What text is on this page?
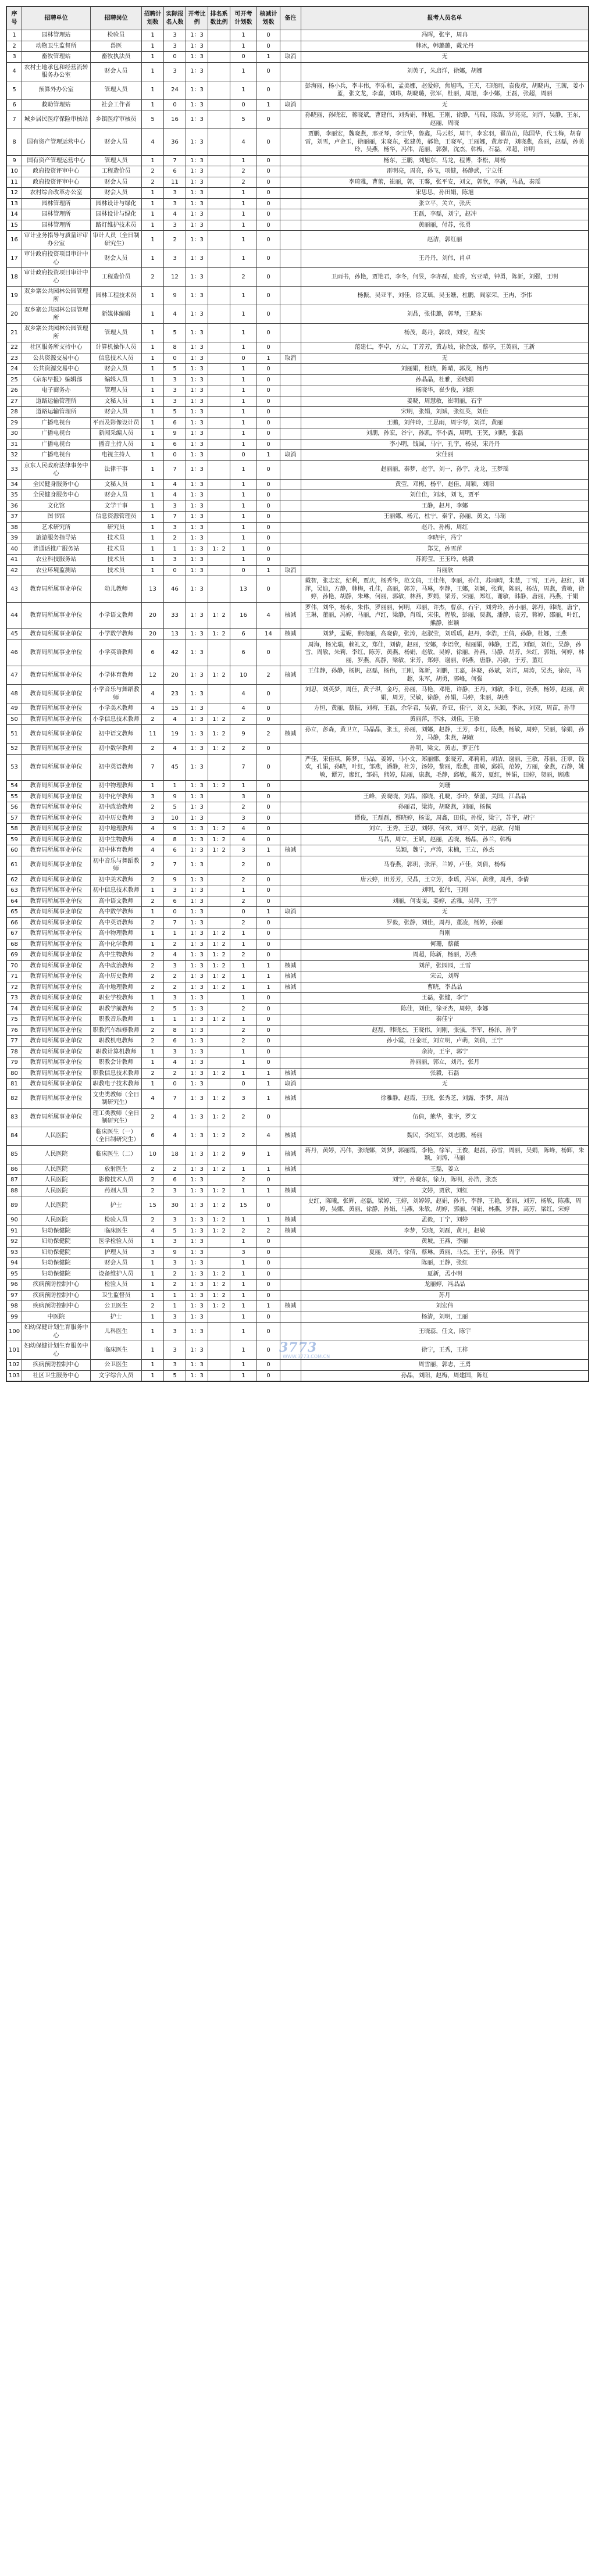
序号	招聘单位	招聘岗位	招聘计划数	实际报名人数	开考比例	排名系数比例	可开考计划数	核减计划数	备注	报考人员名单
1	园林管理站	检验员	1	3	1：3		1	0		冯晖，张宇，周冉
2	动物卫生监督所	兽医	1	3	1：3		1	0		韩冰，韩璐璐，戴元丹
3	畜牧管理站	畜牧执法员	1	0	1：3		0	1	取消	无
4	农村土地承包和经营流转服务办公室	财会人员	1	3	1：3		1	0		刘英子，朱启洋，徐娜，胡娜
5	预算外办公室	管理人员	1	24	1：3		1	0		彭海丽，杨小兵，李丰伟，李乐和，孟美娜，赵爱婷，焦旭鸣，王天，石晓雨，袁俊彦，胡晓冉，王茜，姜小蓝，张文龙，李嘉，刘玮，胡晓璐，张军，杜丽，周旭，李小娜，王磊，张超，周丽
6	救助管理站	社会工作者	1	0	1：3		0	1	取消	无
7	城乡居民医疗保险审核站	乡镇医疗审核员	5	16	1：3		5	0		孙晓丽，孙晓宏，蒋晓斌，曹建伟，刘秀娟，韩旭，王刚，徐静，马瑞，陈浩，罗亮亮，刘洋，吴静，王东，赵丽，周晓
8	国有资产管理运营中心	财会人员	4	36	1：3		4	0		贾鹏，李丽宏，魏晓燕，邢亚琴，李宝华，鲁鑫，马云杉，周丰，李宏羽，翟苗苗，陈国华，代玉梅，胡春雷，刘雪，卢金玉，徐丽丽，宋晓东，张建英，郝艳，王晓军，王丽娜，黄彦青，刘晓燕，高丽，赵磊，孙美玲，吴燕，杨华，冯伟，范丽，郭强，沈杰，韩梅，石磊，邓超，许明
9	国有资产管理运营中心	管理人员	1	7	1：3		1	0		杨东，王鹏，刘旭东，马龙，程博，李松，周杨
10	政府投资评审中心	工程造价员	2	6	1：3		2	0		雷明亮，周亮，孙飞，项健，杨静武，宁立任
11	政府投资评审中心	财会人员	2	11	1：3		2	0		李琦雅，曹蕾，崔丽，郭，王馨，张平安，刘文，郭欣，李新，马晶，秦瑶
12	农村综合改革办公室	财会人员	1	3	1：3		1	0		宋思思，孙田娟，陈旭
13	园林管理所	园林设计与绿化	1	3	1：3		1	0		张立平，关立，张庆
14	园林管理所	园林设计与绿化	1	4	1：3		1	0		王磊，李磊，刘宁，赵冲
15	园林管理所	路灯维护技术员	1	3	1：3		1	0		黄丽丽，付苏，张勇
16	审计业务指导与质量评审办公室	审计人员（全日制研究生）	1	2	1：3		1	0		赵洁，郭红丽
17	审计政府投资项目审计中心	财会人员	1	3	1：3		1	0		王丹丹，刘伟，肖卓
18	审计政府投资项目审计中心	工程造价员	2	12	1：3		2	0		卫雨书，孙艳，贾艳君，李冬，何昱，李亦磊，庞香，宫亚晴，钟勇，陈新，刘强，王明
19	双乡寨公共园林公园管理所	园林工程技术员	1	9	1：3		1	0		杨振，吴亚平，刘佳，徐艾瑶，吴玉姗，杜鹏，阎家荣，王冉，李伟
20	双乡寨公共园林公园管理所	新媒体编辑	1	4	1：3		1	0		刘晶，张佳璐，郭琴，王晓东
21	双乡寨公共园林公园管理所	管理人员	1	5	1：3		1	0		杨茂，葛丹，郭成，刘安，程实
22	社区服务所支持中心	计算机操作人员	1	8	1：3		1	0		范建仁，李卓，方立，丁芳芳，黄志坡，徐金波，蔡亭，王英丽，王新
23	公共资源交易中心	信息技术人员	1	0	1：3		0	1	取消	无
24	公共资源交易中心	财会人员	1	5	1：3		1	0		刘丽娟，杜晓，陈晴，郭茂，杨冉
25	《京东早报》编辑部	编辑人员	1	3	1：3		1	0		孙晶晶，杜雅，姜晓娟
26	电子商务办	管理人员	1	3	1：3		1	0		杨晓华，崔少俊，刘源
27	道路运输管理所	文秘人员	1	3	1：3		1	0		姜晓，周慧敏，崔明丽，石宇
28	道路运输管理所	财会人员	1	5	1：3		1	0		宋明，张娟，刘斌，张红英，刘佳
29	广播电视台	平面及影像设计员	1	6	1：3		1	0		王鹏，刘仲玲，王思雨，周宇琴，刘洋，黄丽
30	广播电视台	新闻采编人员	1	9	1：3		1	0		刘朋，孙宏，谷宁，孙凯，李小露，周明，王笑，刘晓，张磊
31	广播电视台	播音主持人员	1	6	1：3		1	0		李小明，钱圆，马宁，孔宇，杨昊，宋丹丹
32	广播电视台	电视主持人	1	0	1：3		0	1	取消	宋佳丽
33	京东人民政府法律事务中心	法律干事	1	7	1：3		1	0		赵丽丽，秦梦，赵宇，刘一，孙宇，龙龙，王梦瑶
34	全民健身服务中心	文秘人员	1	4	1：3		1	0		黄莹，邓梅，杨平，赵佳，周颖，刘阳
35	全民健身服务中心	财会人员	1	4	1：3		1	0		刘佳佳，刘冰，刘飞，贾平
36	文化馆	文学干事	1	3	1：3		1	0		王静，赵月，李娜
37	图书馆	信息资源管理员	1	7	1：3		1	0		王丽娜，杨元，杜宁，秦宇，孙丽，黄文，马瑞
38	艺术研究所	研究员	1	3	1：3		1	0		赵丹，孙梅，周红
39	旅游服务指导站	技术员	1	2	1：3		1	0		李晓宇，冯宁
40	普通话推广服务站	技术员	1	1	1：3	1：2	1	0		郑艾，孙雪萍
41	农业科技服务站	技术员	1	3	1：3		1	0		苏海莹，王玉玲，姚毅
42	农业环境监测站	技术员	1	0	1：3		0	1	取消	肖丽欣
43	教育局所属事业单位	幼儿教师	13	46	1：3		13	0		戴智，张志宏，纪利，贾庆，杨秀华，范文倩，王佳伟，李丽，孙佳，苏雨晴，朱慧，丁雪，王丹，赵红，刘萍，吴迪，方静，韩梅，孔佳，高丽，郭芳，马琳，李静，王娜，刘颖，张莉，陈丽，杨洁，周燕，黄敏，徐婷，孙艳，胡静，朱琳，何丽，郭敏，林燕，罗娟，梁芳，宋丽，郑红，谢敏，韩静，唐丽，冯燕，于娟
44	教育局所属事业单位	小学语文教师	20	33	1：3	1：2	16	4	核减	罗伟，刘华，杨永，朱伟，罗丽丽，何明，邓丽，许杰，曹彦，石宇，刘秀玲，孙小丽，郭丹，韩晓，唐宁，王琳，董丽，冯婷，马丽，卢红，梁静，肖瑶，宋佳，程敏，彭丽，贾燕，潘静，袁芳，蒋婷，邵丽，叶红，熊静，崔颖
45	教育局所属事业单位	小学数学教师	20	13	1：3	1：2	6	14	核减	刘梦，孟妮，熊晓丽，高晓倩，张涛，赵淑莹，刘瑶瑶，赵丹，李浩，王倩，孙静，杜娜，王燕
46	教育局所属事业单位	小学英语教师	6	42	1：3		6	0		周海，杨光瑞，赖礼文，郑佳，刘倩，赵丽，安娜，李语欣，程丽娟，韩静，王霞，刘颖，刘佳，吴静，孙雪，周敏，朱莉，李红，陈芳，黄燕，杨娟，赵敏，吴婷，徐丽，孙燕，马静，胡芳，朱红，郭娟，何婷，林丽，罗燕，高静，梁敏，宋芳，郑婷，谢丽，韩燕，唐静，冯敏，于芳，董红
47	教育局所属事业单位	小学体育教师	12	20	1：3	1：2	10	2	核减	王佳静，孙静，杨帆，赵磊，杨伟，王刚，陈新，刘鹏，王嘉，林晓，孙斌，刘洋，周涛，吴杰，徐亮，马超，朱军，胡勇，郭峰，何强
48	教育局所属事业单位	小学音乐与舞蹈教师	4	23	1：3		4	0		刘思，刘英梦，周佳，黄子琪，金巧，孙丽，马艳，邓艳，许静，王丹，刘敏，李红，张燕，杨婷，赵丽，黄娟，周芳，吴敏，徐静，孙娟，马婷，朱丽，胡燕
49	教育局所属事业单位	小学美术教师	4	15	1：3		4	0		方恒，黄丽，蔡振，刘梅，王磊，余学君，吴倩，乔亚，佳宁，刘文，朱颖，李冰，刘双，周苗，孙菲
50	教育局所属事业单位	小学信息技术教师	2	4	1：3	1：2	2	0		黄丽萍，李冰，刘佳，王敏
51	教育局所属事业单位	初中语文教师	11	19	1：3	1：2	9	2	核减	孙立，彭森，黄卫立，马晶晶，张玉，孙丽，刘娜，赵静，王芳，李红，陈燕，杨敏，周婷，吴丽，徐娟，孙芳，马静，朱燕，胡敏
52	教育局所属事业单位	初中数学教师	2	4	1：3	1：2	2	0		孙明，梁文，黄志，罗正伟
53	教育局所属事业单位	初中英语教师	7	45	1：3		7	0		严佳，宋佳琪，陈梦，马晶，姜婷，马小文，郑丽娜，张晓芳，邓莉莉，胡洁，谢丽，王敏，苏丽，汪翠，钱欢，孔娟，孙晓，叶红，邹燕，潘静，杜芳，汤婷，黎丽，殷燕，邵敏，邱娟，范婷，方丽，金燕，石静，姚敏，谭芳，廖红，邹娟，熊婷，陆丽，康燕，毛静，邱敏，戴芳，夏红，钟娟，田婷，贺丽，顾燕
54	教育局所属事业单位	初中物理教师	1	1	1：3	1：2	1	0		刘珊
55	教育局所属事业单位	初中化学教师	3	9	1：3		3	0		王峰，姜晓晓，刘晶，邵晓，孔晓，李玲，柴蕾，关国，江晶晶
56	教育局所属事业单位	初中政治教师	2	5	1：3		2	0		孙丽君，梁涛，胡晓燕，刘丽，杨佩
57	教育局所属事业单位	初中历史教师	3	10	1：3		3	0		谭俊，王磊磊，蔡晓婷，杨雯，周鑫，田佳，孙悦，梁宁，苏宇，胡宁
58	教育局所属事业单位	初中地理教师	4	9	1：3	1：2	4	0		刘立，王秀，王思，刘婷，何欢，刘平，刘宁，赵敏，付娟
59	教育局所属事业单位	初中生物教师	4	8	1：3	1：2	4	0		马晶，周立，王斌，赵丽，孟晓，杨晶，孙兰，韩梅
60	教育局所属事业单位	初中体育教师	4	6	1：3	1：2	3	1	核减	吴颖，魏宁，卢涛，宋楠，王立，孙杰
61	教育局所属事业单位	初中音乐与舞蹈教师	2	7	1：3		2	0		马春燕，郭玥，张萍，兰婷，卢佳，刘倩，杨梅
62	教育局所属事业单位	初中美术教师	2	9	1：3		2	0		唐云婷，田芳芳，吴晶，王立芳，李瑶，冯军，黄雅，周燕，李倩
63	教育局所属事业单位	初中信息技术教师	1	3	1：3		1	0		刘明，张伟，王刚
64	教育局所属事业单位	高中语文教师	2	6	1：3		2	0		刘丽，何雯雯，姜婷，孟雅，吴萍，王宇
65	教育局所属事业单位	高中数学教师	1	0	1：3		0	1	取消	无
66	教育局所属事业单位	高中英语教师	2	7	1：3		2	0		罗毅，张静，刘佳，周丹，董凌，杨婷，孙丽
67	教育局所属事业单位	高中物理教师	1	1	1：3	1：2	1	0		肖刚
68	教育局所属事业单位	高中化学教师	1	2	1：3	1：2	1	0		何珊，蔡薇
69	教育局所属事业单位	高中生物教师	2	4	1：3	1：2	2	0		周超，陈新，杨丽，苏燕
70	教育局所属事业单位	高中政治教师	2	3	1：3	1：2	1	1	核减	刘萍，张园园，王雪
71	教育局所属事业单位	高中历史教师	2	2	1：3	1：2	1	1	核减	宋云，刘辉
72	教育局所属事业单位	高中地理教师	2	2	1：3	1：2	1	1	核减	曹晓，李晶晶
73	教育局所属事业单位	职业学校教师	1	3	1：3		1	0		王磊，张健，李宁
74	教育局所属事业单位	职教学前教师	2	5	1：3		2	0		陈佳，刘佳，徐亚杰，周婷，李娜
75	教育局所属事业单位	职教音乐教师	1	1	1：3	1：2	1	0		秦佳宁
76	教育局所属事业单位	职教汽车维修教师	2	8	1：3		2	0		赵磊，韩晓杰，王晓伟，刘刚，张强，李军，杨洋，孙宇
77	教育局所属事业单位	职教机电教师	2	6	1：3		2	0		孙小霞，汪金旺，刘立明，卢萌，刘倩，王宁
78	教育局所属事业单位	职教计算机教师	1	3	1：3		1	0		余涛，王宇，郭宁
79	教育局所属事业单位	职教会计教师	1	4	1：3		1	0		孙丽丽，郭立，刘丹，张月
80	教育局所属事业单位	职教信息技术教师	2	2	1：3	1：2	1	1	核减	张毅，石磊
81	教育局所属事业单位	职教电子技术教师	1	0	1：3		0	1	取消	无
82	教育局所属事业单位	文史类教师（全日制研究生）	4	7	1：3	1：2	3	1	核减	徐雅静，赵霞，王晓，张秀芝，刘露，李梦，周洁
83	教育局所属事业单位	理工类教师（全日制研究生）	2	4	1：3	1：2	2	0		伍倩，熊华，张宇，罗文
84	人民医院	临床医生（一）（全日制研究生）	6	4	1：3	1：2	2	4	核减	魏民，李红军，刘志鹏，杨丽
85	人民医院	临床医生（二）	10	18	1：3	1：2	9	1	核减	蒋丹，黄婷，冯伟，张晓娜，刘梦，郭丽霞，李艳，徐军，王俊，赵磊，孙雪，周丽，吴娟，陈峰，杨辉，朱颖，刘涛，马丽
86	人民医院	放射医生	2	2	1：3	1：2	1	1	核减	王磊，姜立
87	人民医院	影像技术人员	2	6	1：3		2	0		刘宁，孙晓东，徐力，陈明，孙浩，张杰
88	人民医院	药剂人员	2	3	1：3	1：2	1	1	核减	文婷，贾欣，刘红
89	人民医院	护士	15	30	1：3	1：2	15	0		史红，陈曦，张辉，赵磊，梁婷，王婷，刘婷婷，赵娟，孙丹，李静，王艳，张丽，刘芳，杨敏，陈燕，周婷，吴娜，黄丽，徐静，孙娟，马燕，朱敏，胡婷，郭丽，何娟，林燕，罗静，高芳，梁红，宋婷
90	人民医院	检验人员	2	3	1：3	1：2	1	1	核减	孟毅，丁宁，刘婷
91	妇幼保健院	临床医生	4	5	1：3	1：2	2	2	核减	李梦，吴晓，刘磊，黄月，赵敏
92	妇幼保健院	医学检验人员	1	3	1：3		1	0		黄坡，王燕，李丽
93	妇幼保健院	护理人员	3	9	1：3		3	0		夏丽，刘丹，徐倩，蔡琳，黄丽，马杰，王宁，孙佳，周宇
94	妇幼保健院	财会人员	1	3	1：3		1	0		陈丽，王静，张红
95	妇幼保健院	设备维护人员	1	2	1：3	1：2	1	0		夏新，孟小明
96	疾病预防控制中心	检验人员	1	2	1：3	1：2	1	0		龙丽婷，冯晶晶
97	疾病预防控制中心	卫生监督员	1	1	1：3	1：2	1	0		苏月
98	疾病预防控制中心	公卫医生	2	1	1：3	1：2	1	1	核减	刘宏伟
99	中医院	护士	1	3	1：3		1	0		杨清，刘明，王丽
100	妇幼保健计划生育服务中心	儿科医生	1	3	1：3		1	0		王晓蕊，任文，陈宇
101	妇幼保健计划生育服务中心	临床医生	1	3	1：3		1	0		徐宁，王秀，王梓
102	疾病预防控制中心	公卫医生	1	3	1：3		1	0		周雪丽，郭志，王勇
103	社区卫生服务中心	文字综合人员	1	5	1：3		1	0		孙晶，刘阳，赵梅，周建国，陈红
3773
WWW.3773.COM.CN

• Exercise goal
Search the data for "广播电视台" and list every line in which it occurs.

• Solution for this exercise
29	广播电视台	平面及影像设计员	1	6	1：3		1	0		王鹏，刘仲玲，王思雨，周宇琴，刘洋，黄丽
30	广播电视台	新闻采编人员	1	9	1：3		1	0		刘朋，孙宏，谷宁，孙凯，李小露，周明，王笑，刘晓，张磊
31	广播电视台	播音主持人员	1	6	1：3		1	0		李小明，钱圆，马宁，孔宇，杨昊，宋丹丹
32	广播电视台	电视主持人	1	0	1：3		0	1	取消	宋佳丽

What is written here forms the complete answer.